STATED PROBLEM: Show, in full, each line of the data that contains "JSON".

EXTRACTED INFORMATION:
——————
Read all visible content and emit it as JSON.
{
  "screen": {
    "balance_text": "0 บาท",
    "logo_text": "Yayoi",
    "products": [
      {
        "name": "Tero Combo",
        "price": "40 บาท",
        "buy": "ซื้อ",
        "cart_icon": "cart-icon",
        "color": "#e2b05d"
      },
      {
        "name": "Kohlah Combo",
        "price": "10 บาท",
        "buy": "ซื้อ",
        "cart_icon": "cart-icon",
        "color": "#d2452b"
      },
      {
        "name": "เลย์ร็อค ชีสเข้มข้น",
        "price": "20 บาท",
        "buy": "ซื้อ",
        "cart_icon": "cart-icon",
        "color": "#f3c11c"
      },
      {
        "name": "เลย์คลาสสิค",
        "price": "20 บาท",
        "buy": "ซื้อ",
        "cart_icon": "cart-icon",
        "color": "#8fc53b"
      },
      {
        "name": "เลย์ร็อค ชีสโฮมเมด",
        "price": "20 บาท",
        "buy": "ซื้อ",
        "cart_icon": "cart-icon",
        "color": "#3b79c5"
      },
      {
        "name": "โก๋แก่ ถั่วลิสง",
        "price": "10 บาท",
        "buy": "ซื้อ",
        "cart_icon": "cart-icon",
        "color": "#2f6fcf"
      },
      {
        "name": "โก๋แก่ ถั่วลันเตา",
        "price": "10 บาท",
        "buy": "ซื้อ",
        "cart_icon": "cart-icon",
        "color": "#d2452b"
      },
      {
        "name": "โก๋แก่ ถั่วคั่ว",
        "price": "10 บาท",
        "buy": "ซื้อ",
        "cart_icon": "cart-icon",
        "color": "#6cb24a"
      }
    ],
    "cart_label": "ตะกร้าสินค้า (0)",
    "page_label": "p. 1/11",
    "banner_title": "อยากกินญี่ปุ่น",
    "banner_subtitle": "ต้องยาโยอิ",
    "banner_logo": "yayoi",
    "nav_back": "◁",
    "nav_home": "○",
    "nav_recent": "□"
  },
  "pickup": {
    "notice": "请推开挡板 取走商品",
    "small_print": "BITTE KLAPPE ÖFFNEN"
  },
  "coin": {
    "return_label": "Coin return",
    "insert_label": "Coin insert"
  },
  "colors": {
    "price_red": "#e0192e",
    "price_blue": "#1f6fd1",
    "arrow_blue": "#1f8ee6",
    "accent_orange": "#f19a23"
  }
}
——————
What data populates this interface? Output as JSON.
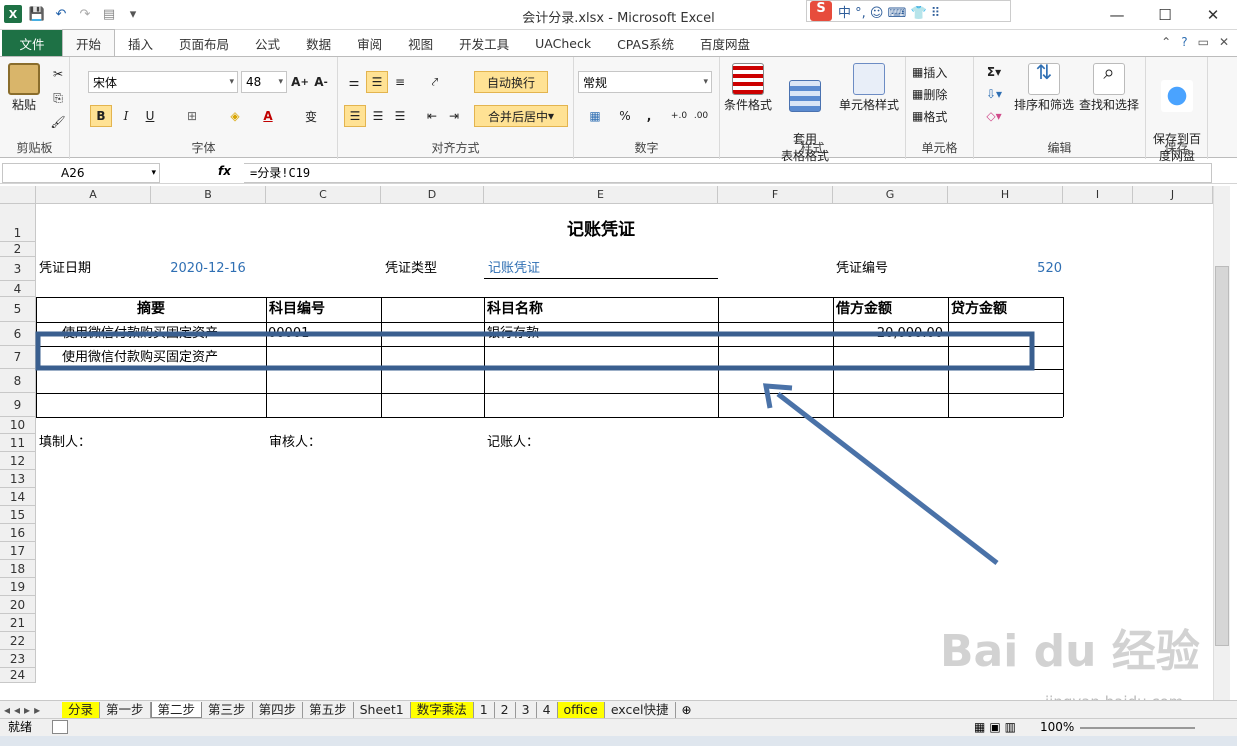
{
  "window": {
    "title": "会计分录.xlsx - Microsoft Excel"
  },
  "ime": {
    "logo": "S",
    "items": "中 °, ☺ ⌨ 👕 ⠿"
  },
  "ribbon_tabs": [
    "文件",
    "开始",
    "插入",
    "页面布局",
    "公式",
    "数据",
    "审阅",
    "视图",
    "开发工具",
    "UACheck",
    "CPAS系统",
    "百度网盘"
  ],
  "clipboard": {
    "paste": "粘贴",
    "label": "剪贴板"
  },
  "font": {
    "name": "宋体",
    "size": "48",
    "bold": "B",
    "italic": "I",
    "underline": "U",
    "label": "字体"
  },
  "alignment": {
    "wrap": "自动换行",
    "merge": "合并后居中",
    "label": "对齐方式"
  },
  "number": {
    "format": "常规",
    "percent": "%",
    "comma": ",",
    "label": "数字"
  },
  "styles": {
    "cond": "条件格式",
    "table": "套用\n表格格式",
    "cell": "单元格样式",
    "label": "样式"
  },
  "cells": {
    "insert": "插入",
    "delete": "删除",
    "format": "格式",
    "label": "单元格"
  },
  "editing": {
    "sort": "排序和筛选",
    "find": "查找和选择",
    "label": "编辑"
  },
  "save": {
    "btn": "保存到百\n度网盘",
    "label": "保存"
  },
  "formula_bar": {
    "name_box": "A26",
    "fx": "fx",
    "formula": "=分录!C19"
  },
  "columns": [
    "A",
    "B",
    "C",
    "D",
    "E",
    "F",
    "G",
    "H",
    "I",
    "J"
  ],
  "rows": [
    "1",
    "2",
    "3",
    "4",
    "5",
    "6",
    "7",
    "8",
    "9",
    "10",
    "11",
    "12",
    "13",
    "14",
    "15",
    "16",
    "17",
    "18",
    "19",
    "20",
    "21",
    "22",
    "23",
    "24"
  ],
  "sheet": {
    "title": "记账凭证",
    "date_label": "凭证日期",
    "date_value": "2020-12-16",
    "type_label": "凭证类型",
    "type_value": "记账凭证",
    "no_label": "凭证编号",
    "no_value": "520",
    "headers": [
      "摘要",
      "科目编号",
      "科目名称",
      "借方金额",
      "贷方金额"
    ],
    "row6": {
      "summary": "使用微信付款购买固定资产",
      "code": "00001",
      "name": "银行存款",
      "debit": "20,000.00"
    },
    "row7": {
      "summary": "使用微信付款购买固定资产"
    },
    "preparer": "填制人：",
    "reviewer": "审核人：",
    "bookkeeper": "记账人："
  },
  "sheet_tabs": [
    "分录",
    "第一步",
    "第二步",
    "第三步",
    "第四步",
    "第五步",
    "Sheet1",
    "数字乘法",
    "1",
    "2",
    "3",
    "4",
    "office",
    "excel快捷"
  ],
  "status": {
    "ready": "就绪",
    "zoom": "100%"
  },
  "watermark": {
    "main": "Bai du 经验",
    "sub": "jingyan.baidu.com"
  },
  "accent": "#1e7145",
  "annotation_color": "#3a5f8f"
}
——————
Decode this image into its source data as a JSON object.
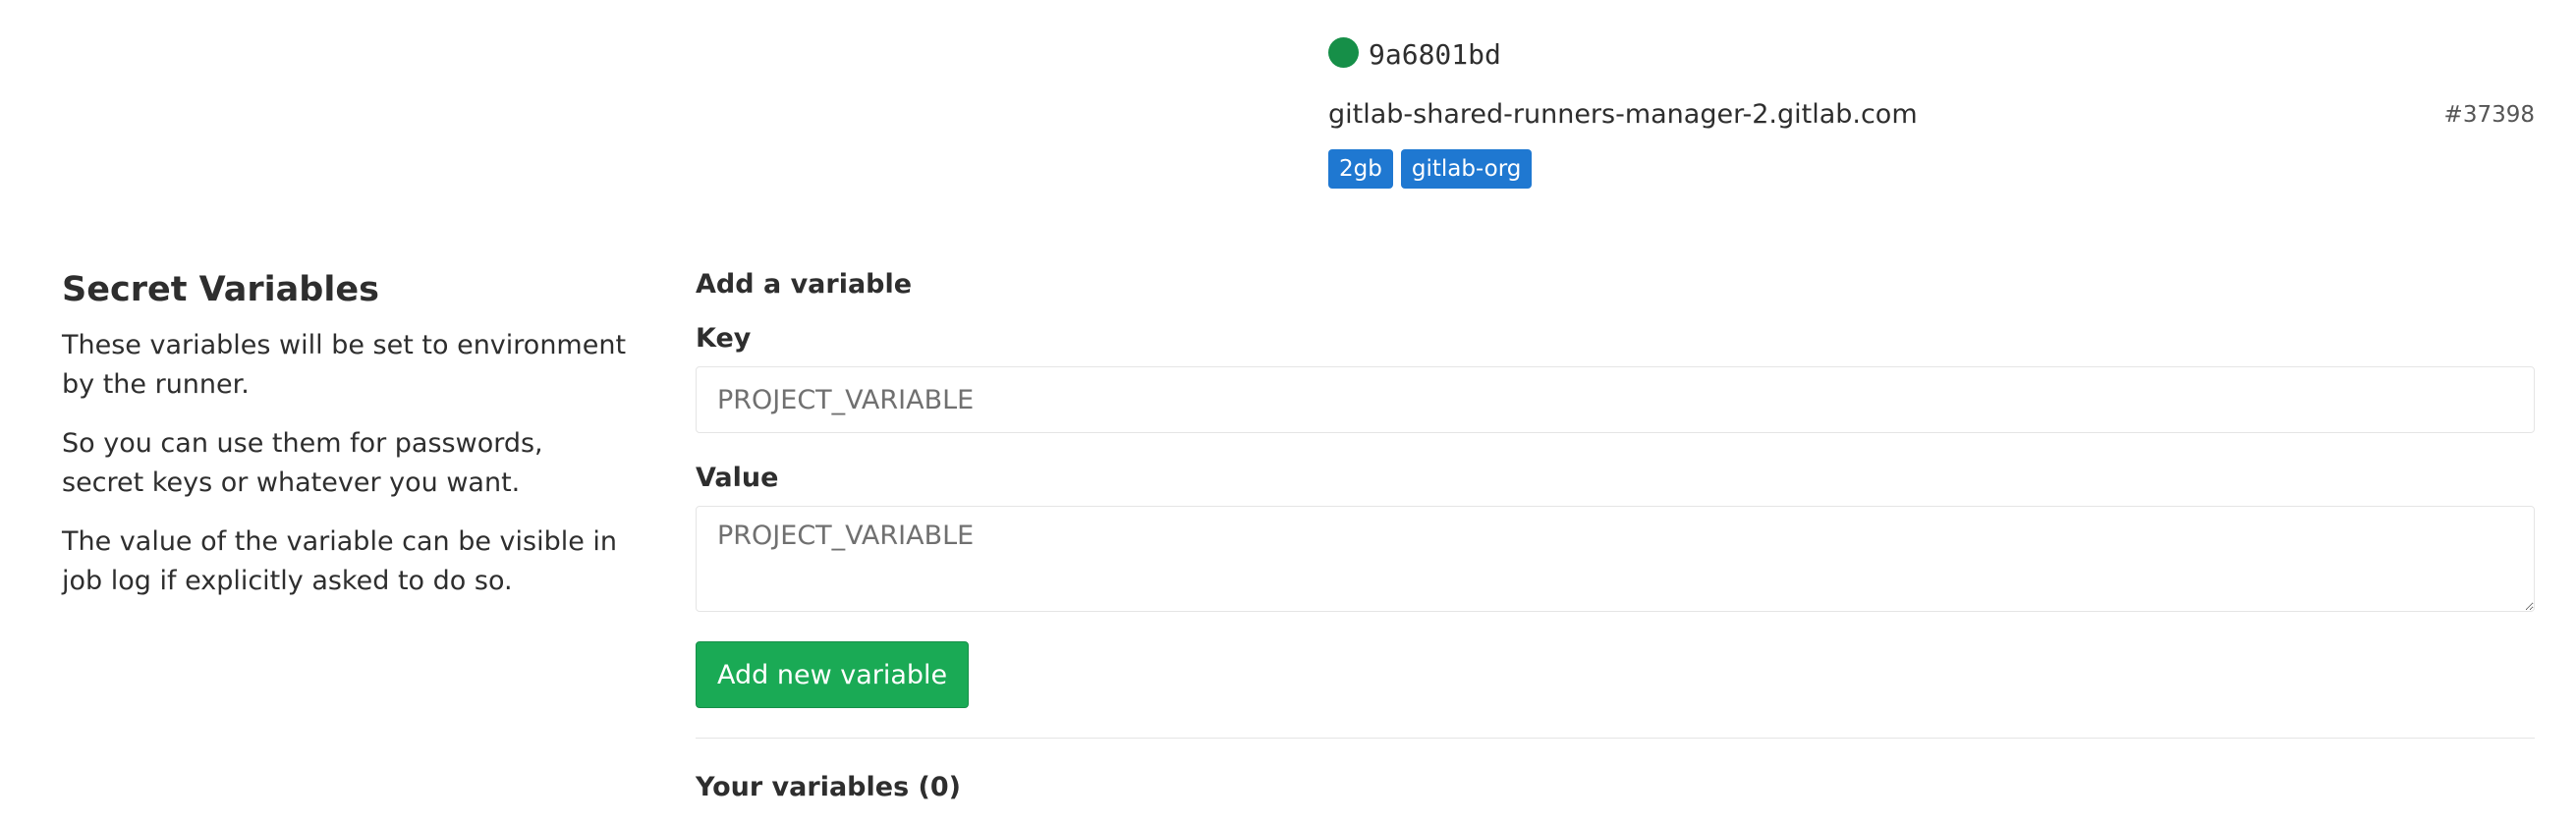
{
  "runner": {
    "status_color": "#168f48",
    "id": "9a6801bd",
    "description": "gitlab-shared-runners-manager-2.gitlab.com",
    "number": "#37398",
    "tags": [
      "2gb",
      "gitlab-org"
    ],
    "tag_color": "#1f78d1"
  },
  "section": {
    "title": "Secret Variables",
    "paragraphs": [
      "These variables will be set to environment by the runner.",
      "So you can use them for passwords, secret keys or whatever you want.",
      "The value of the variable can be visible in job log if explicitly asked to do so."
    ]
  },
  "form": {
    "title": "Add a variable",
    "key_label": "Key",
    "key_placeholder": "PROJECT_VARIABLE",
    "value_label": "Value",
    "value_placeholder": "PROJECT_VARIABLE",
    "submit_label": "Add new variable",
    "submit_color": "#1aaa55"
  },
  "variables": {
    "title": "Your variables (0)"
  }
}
——————
TASK SOLUTION:
Read all visible content and emit it as JSON.
What data populates this interface? Output as JSON.
Decode this image into its source data as a JSON object.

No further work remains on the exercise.